*GIVEN TASK*. Using the data below, gather each line that includes the word "double".

*DATA SUPPLIED*.

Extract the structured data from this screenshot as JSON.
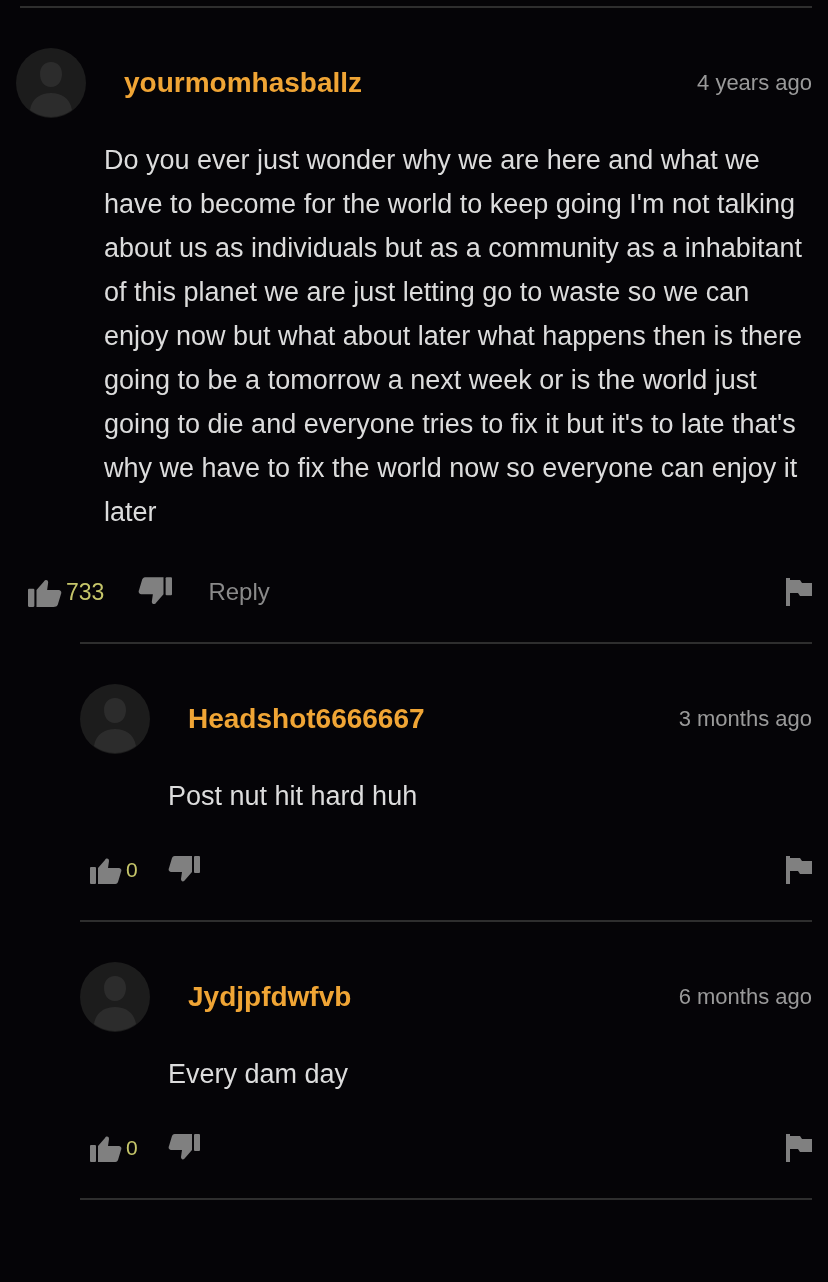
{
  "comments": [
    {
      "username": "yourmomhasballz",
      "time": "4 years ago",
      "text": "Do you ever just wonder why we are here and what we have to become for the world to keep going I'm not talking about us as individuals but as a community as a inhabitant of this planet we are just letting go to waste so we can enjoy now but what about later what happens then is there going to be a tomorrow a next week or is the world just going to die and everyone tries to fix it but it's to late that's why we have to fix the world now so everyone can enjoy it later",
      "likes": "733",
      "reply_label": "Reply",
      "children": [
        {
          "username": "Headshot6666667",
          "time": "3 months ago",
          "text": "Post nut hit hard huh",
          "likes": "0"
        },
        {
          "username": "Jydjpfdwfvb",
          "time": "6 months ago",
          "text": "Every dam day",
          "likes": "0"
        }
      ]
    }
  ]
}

==

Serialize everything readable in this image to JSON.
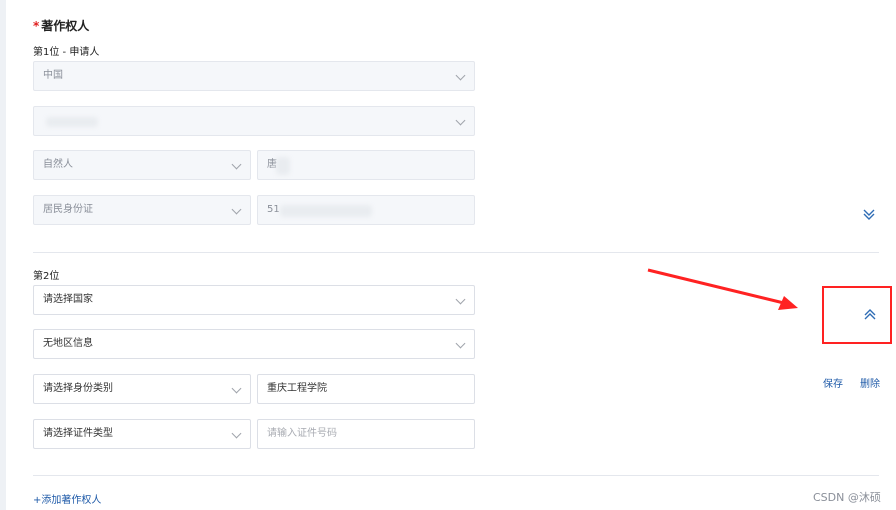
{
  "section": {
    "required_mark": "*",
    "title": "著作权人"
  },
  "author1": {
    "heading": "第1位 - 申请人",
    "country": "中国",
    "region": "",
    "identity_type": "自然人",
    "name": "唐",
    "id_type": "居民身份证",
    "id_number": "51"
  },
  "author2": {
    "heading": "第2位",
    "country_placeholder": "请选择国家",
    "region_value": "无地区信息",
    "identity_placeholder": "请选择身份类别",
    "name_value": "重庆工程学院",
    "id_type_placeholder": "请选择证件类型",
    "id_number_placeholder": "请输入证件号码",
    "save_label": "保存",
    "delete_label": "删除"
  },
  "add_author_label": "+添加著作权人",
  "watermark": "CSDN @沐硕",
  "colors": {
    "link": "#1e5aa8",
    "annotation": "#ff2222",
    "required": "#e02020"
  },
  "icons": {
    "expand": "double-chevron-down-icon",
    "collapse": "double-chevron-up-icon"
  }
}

*OUTPUT FOR THIS EXERCISE*.
    "expand": "double-chevron-down-icon",
    "collapse": "double-chevron-up-icon"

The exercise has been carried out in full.